__Exercise prompt__
Without the pictures, write out all the lines below exactly as they appear.

┌──

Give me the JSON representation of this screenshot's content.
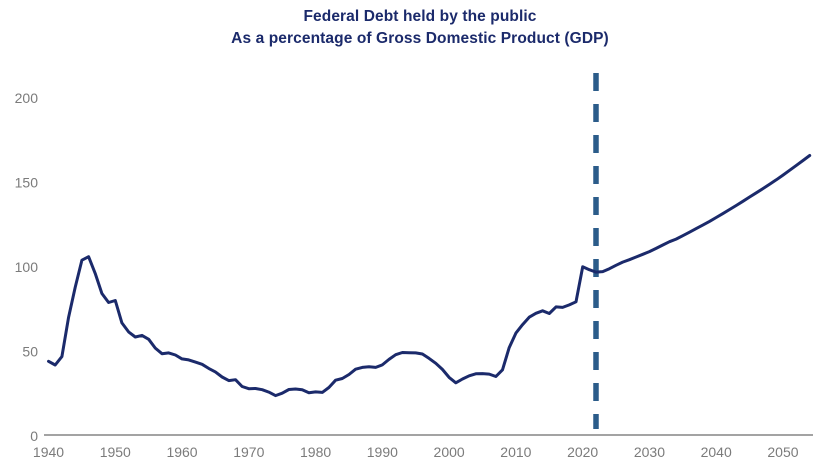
{
  "title": {
    "line1": "Federal Debt held by the public",
    "line2": "As a percentage of Gross Domestic Product (GDP)"
  },
  "colors": {
    "title": "#1b2a6b",
    "line": "#1b2a6b",
    "divider": "#2b5c8a",
    "axis": "#a3a3a3",
    "tick_label": "#7b7b7b",
    "background": "#ffffff"
  },
  "chart_data": {
    "type": "line",
    "title": "Federal Debt held by the public",
    "subtitle": "As a percentage of Gross Domestic Product (GDP)",
    "xlabel": "",
    "ylabel": "",
    "xlim": [
      1940,
      2054
    ],
    "ylim": [
      0,
      220
    ],
    "grid": false,
    "legend": "none",
    "yticks": [
      0,
      50,
      100,
      150,
      200
    ],
    "xticks": [
      1940,
      1950,
      1960,
      1970,
      1980,
      1990,
      2000,
      2010,
      2020,
      2030,
      2040,
      2050
    ],
    "projection_divider_year": 2022,
    "series": [
      {
        "name": "Debt held by the public (% of GDP)",
        "x": [
          1940,
          1941,
          1942,
          1943,
          1944,
          1945,
          1946,
          1947,
          1948,
          1949,
          1950,
          1951,
          1952,
          1953,
          1954,
          1955,
          1956,
          1957,
          1958,
          1959,
          1960,
          1961,
          1962,
          1963,
          1964,
          1965,
          1966,
          1967,
          1968,
          1969,
          1970,
          1971,
          1972,
          1973,
          1974,
          1975,
          1976,
          1977,
          1978,
          1979,
          1980,
          1981,
          1982,
          1983,
          1984,
          1985,
          1986,
          1987,
          1988,
          1989,
          1990,
          1991,
          1992,
          1993,
          1994,
          1995,
          1996,
          1997,
          1998,
          1999,
          2000,
          2001,
          2002,
          2003,
          2004,
          2005,
          2006,
          2007,
          2008,
          2009,
          2010,
          2011,
          2012,
          2013,
          2014,
          2015,
          2016,
          2017,
          2018,
          2019,
          2020,
          2021,
          2022,
          2023,
          2024,
          2025,
          2026,
          2027,
          2028,
          2029,
          2030,
          2031,
          2032,
          2033,
          2034,
          2035,
          2036,
          2037,
          2038,
          2039,
          2040,
          2041,
          2042,
          2043,
          2044,
          2045,
          2046,
          2047,
          2048,
          2049,
          2050,
          2051,
          2052,
          2053,
          2054
        ],
        "values": [
          44.2,
          42.0,
          47.0,
          70.0,
          88.0,
          104.0,
          106.1,
          96.2,
          84.3,
          79.0,
          80.2,
          66.9,
          61.6,
          58.6,
          59.5,
          57.2,
          52.0,
          48.7,
          49.2,
          47.9,
          45.6,
          45.0,
          43.7,
          42.4,
          40.0,
          37.9,
          34.9,
          32.8,
          33.3,
          29.3,
          28.0,
          28.1,
          27.4,
          26.0,
          23.9,
          25.3,
          27.5,
          27.8,
          27.4,
          25.6,
          26.1,
          25.8,
          28.7,
          33.0,
          34.0,
          36.4,
          39.5,
          40.6,
          41.0,
          40.6,
          42.1,
          45.3,
          48.1,
          49.4,
          49.3,
          49.2,
          48.5,
          45.9,
          43.0,
          39.4,
          34.7,
          31.5,
          33.7,
          35.6,
          36.8,
          36.9,
          36.6,
          35.2,
          39.2,
          52.3,
          60.9,
          65.9,
          70.3,
          72.6,
          74.1,
          72.5,
          76.4,
          76.1,
          77.6,
          79.4,
          100.1,
          98.4,
          97.0,
          97.3,
          99.0,
          101.0,
          102.9,
          104.3,
          105.9,
          107.5,
          109.1,
          111.0,
          113.0,
          115.0,
          116.5,
          118.5,
          120.6,
          122.7,
          124.8,
          127.0,
          129.3,
          131.6,
          134.0,
          136.4,
          138.9,
          141.4,
          143.9,
          146.4,
          149.0,
          151.6,
          154.4,
          157.2,
          160.1,
          163.0,
          166.0
        ]
      }
    ]
  }
}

└──

__Expected output__
Give me the JSON representation of this screenshot's content.
{
  "title": {
    "line1": "Federal Debt held by the public",
    "line2": "As a percentage of Gross Domestic Product (GDP)"
  },
  "colors": {
    "title": "#1b2a6b",
    "line": "#1b2a6b",
    "divider": "#2b5c8a",
    "axis": "#a3a3a3",
    "tick_label": "#7b7b7b",
    "background": "#ffffff"
  },
  "chart_data": {
    "type": "line",
    "title": "Federal Debt held by the public",
    "subtitle": "As a percentage of Gross Domestic Product (GDP)",
    "xlabel": "",
    "ylabel": "",
    "xlim": [
      1940,
      2054
    ],
    "ylim": [
      0,
      220
    ],
    "grid": false,
    "legend": "none",
    "yticks": [
      0,
      50,
      100,
      150,
      200
    ],
    "xticks": [
      1940,
      1950,
      1960,
      1970,
      1980,
      1990,
      2000,
      2010,
      2020,
      2030,
      2040,
      2050
    ],
    "projection_divider_year": 2022,
    "series": [
      {
        "name": "Debt held by the public (% of GDP)",
        "x": [
          1940,
          1941,
          1942,
          1943,
          1944,
          1945,
          1946,
          1947,
          1948,
          1949,
          1950,
          1951,
          1952,
          1953,
          1954,
          1955,
          1956,
          1957,
          1958,
          1959,
          1960,
          1961,
          1962,
          1963,
          1964,
          1965,
          1966,
          1967,
          1968,
          1969,
          1970,
          1971,
          1972,
          1973,
          1974,
          1975,
          1976,
          1977,
          1978,
          1979,
          1980,
          1981,
          1982,
          1983,
          1984,
          1985,
          1986,
          1987,
          1988,
          1989,
          1990,
          1991,
          1992,
          1993,
          1994,
          1995,
          1996,
          1997,
          1998,
          1999,
          2000,
          2001,
          2002,
          2003,
          2004,
          2005,
          2006,
          2007,
          2008,
          2009,
          2010,
          2011,
          2012,
          2013,
          2014,
          2015,
          2016,
          2017,
          2018,
          2019,
          2020,
          2021,
          2022,
          2023,
          2024,
          2025,
          2026,
          2027,
          2028,
          2029,
          2030,
          2031,
          2032,
          2033,
          2034,
          2035,
          2036,
          2037,
          2038,
          2039,
          2040,
          2041,
          2042,
          2043,
          2044,
          2045,
          2046,
          2047,
          2048,
          2049,
          2050,
          2051,
          2052,
          2053,
          2054
        ],
        "values": [
          44.2,
          42.0,
          47.0,
          70.0,
          88.0,
          104.0,
          106.1,
          96.2,
          84.3,
          79.0,
          80.2,
          66.9,
          61.6,
          58.6,
          59.5,
          57.2,
          52.0,
          48.7,
          49.2,
          47.9,
          45.6,
          45.0,
          43.7,
          42.4,
          40.0,
          37.9,
          34.9,
          32.8,
          33.3,
          29.3,
          28.0,
          28.1,
          27.4,
          26.0,
          23.9,
          25.3,
          27.5,
          27.8,
          27.4,
          25.6,
          26.1,
          25.8,
          28.7,
          33.0,
          34.0,
          36.4,
          39.5,
          40.6,
          41.0,
          40.6,
          42.1,
          45.3,
          48.1,
          49.4,
          49.3,
          49.2,
          48.5,
          45.9,
          43.0,
          39.4,
          34.7,
          31.5,
          33.7,
          35.6,
          36.8,
          36.9,
          36.6,
          35.2,
          39.2,
          52.3,
          60.9,
          65.9,
          70.3,
          72.6,
          74.1,
          72.5,
          76.4,
          76.1,
          77.6,
          79.4,
          100.1,
          98.4,
          97.0,
          97.3,
          99.0,
          101.0,
          102.9,
          104.3,
          105.9,
          107.5,
          109.1,
          111.0,
          113.0,
          115.0,
          116.5,
          118.5,
          120.6,
          122.7,
          124.8,
          127.0,
          129.3,
          131.6,
          134.0,
          136.4,
          138.9,
          141.4,
          143.9,
          146.4,
          149.0,
          151.6,
          154.4,
          157.2,
          160.1,
          163.0,
          166.0
        ]
      }
    ]
  }
}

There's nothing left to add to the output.